◆ **DATA LINES**:
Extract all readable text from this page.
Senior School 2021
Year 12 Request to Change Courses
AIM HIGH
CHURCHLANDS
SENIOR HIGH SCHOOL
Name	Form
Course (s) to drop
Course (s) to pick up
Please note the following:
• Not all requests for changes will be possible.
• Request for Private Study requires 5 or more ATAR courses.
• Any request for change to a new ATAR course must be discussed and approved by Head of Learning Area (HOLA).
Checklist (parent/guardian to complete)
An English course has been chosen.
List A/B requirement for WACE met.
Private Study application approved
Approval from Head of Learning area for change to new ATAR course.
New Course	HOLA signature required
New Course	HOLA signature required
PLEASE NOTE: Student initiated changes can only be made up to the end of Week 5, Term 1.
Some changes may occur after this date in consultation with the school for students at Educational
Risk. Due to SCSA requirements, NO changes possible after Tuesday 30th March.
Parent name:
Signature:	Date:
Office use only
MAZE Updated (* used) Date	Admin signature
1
* * *
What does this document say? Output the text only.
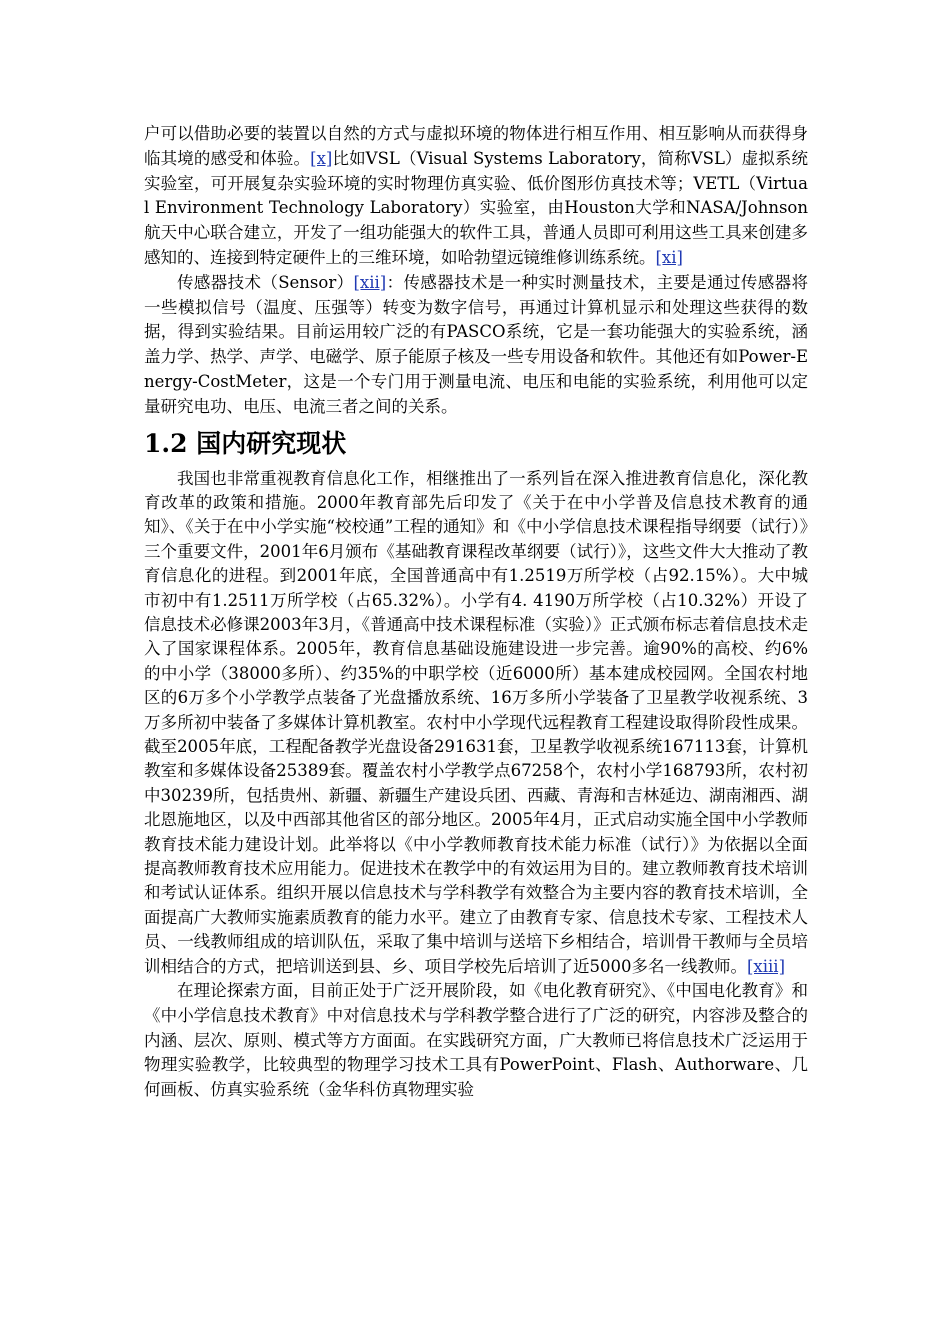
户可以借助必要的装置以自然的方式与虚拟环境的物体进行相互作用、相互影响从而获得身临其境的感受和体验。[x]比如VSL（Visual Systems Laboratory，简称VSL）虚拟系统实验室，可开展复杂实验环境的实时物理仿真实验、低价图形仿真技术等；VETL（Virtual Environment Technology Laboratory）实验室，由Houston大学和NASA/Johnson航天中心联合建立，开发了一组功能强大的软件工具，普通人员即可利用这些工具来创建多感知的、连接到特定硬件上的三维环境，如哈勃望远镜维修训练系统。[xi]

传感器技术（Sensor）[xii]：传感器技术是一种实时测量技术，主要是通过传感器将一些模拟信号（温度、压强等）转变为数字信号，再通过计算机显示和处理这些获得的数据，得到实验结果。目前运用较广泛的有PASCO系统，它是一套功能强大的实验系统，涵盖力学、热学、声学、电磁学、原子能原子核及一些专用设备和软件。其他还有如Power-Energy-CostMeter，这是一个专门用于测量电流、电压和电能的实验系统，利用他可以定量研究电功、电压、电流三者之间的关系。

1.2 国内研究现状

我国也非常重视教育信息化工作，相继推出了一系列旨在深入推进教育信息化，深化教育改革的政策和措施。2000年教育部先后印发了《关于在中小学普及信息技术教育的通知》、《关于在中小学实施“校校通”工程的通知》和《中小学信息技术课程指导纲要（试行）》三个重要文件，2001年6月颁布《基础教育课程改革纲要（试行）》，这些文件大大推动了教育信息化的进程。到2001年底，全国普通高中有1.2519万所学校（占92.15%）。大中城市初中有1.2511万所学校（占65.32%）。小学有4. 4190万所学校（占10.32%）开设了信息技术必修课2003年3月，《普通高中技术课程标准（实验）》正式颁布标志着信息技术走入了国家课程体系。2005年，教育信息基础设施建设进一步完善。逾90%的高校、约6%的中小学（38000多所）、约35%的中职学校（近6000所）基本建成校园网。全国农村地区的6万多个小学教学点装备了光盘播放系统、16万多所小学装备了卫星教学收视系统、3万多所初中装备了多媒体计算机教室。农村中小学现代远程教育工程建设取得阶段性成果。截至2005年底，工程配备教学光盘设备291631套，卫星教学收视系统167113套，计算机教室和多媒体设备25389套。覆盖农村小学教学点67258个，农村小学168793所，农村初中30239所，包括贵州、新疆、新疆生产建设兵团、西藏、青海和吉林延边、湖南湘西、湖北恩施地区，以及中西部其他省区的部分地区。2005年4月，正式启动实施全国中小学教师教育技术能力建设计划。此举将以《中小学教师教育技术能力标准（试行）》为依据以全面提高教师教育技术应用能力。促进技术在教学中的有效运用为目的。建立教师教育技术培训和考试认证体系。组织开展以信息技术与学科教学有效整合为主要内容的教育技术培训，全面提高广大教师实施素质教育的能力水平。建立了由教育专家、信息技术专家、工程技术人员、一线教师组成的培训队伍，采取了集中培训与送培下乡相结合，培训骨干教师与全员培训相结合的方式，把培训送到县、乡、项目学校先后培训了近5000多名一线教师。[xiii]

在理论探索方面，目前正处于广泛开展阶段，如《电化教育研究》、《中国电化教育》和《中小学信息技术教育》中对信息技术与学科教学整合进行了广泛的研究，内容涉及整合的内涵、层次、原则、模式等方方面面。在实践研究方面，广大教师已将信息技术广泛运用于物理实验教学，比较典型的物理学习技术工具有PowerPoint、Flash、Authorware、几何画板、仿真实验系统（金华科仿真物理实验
---
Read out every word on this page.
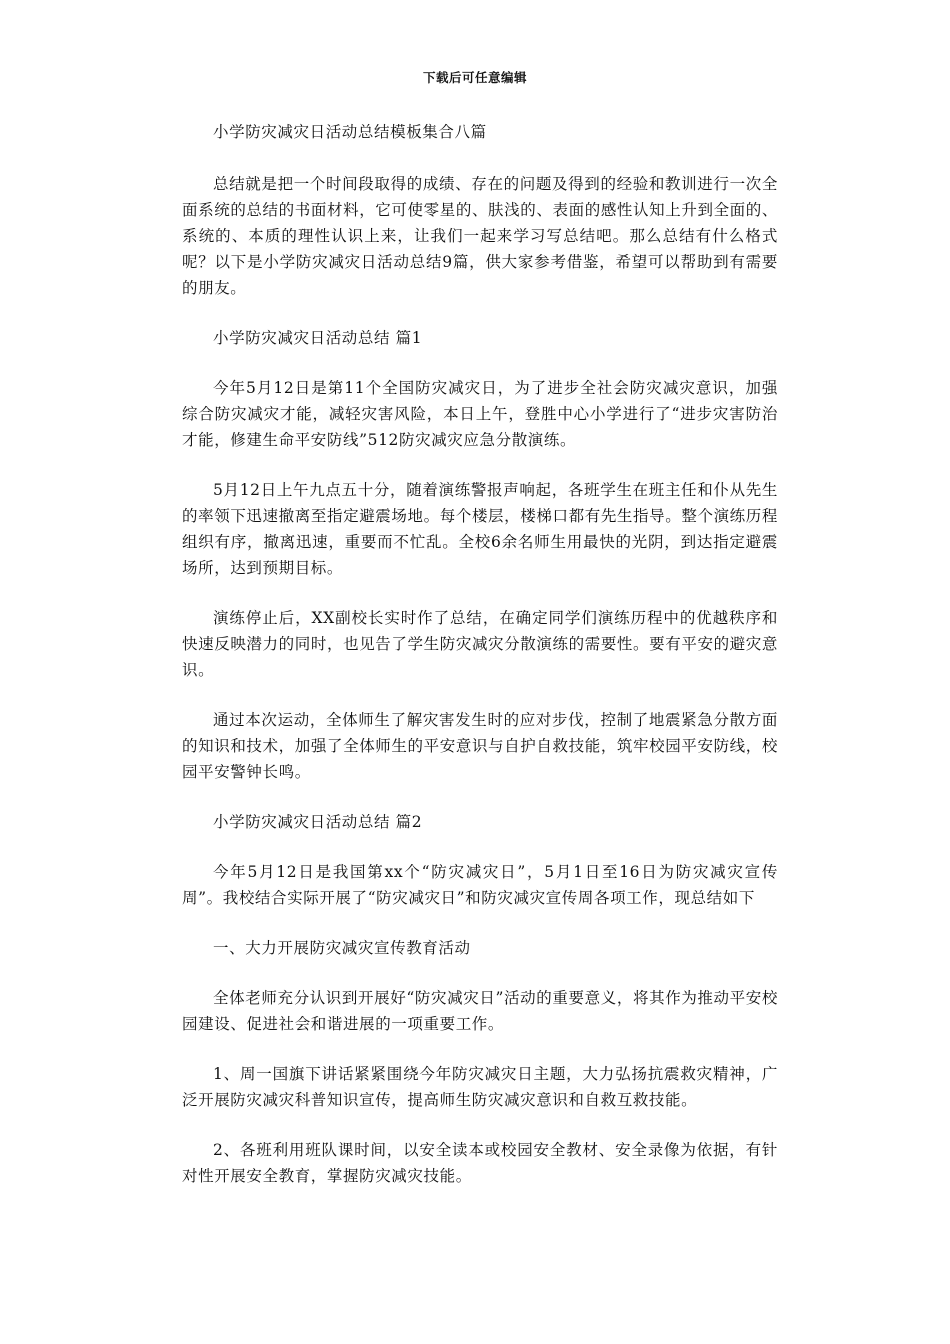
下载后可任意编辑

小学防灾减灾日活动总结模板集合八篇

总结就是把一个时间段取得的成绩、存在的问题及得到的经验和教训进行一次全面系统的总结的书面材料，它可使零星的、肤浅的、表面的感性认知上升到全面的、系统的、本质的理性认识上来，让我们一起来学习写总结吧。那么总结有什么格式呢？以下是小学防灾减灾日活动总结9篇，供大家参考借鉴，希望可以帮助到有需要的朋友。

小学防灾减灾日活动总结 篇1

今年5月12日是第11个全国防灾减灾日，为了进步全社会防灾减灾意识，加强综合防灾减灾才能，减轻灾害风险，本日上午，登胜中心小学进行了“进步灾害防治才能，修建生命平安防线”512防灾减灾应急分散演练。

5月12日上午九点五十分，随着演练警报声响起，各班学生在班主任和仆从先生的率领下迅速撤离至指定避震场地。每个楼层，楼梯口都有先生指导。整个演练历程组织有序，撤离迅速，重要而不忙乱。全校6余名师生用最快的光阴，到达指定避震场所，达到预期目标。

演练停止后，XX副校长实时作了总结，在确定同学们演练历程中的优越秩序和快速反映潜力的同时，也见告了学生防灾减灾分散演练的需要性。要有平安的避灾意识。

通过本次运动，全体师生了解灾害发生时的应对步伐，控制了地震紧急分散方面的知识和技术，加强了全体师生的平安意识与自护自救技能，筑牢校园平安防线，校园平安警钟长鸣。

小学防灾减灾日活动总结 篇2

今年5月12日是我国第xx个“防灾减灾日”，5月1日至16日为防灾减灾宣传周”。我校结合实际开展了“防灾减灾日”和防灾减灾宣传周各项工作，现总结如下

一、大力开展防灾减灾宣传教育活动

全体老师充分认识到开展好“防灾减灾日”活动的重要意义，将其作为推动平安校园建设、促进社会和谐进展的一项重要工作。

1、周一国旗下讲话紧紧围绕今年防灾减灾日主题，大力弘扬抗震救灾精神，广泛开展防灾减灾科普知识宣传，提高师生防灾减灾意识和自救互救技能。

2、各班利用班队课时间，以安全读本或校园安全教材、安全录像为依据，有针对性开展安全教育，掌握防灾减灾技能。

◆ **WHAT THE EXERCISE ASKS**: Lines of the material that contain the word "possible" are to be gathered.

◆ **WRITTEN SOLUTION**:
• Not all requests for changes will be possible.
Risk. Due to SCSA requirements, NO changes possible after Tuesday 30th March.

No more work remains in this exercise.